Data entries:

┌──

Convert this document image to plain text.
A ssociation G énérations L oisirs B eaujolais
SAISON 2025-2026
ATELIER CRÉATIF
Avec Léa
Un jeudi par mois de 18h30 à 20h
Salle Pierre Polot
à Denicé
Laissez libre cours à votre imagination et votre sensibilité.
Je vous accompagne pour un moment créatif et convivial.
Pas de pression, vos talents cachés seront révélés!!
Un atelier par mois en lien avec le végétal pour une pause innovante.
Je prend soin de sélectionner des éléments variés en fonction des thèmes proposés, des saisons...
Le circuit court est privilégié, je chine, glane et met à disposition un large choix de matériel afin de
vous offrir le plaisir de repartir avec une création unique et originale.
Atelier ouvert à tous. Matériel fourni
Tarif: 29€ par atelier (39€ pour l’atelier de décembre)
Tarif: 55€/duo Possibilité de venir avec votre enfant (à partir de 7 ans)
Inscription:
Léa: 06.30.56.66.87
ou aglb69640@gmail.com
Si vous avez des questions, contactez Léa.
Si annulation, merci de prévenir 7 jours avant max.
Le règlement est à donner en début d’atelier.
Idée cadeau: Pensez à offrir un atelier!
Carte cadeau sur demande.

└──

EXERCISE REQUIREMENTS:
Repeat the data exactly. Leave nothing out.

RESULT BELOW:
Convert this document image to plain text.
A ssociation G énérations L oisirs B eaujolais
SAISON 2025-2026
ATELIER CRÉATIF
Avec Léa
Un jeudi par mois de 18h30 à 20h
Salle Pierre Polot
à Denicé
Laissez libre cours à votre imagination et votre sensibilité.
Je vous accompagne pour un moment créatif et convivial.
Pas de pression, vos talents cachés seront révélés!!
Un atelier par mois en lien avec le végétal pour une pause innovante.
Je prend soin de sélectionner des éléments variés en fonction des thèmes proposés, des saisons...
Le circuit court est privilégié, je chine, glane et met à disposition un large choix de matériel afin de
vous offrir le plaisir de repartir avec une création unique et originale.
Atelier ouvert à tous. Matériel fourni
Tarif: 29€ par atelier (39€ pour l’atelier de décembre)
Tarif: 55€/duo Possibilité de venir avec votre enfant (à partir de 7 ans)
Inscription:
Léa: 06.30.56.66.87
ou aglb69640@gmail.com
Si vous avez des questions, contactez Léa.
Si annulation, merci de prévenir 7 jours avant max.
Le règlement est à donner en début d’atelier.
Idée cadeau: Pensez à offrir un atelier!
Carte cadeau sur demande.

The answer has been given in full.